• What is asked: In the records that follow, show each line where the word "this" is present.

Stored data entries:
------------------------------

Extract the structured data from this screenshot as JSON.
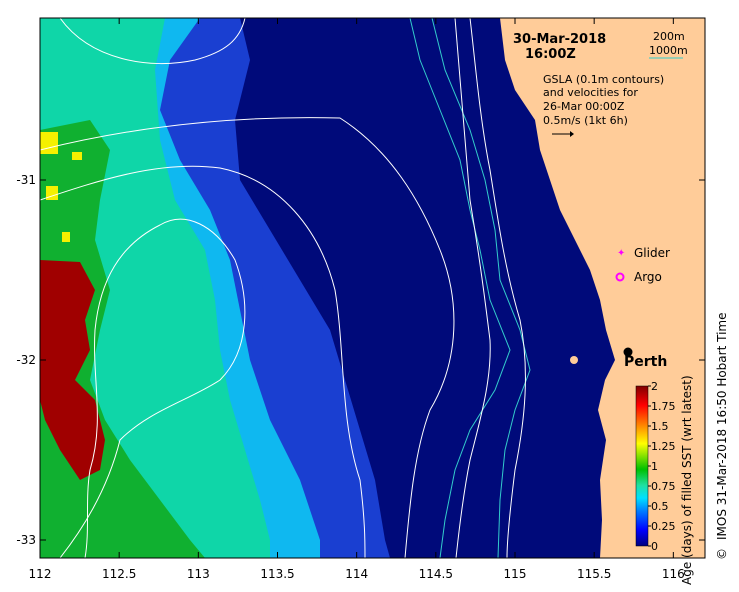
{
  "map": {
    "date_line": "30-Mar-2018",
    "time_line": "16:00Z",
    "depth_legend": {
      "shallow": "200m",
      "deep": "1000m",
      "deep_color": "#33cccc",
      "shallow_color": "#ffffff"
    },
    "gsla_text": [
      "GSLA (0.1m contours)",
      "and velocities for",
      "26-Mar 00:00Z",
      "0.5m/s (1kt 6h)"
    ],
    "markers": {
      "glider": {
        "label": "Glider",
        "color": "#ff00ff"
      },
      "argo": {
        "label": "Argo",
        "color": "#ff00ff"
      },
      "city": {
        "label": "Perth",
        "lon": 115.86,
        "lat": -31.95
      }
    },
    "credit": "IMOS 31-Mar-2018 16:50 Hobart Time",
    "credit_symbol": "©",
    "land_color": "#ffcc99"
  },
  "chart_data": {
    "type": "heatmap",
    "x_ticks": [
      "112",
      "112.5",
      "113",
      "113.5",
      "114",
      "114.5",
      "115",
      "115.5",
      "116"
    ],
    "y_ticks": [
      "-31",
      "-32",
      "-33"
    ],
    "x_tick_values": [
      112,
      112.5,
      113,
      113.5,
      114,
      114.5,
      115,
      115.5,
      116
    ],
    "y_tick_values": [
      -31,
      -32,
      -33
    ],
    "xlim": [
      112,
      116.2
    ],
    "ylim": [
      -33.1,
      -30.1
    ],
    "colorbar": {
      "label": "Age (days) of filled SST (wrt latest)",
      "ticks": [
        "2",
        "1.75",
        "1.5",
        "1.25",
        "1",
        "0.75",
        "0.5",
        "0.25",
        "0"
      ],
      "range": [
        0,
        2
      ],
      "colors": [
        "#00007f",
        "#0000ff",
        "#007fff",
        "#00e0ff",
        "#20e0a0",
        "#00c000",
        "#80e000",
        "#ffff00",
        "#ff8000",
        "#ff0000",
        "#800000"
      ]
    },
    "field_colors": {
      "offshore_deep_blue": "#000a7a",
      "mid_blue": "#1a3fd1",
      "light_blue": "#0fb8f0",
      "teal": "#0fd6a8",
      "green": "#10b030",
      "yellow": "#f5f000",
      "dark_red": "#a00000"
    }
  }
}
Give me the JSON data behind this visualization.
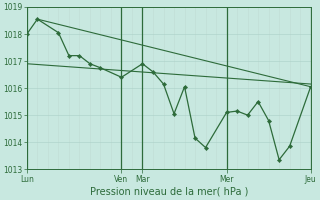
{
  "background_color": "#c8e8e0",
  "grid_color_h": "#b0d4cc",
  "grid_color_v_minor": "#c0dcd4",
  "vline_color": "#2d6b3a",
  "line_color": "#2d6b3a",
  "marker_color": "#2d6b3a",
  "xlabel": "Pression niveau de la mer( hPa )",
  "ylim": [
    1013,
    1019
  ],
  "yticks": [
    1013,
    1014,
    1015,
    1016,
    1017,
    1018,
    1019
  ],
  "xtick_labels": [
    "Lun",
    "Ven",
    "Mar",
    "Mer",
    "Jeu"
  ],
  "xtick_positions": [
    0,
    9,
    11,
    19,
    27
  ],
  "vline_positions": [
    0,
    9,
    11,
    19,
    27
  ],
  "series1_x": [
    0,
    1,
    3,
    4,
    5,
    6,
    7,
    9,
    11,
    12,
    13,
    14,
    15,
    16,
    17,
    19,
    20,
    21,
    22,
    23,
    24,
    25,
    27
  ],
  "series1_y": [
    1018.0,
    1018.55,
    1018.05,
    1017.2,
    1017.2,
    1016.9,
    1016.75,
    1016.4,
    1016.9,
    1016.6,
    1016.15,
    1015.05,
    1016.05,
    1014.15,
    1013.8,
    1015.1,
    1015.15,
    1015.0,
    1015.5,
    1014.8,
    1013.35,
    1013.85,
    1016.05
  ],
  "trend1_x": [
    0,
    27
  ],
  "trend1_y": [
    1016.9,
    1016.15
  ],
  "trend2_x": [
    1,
    27
  ],
  "trend2_y": [
    1018.55,
    1016.05
  ],
  "total_points": 28,
  "figsize": [
    3.2,
    2.0
  ],
  "dpi": 100
}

------------------------------

• Exercise output:
Extract the structured data from this screenshot as JSON.
Give me the JSON data behind this visualization.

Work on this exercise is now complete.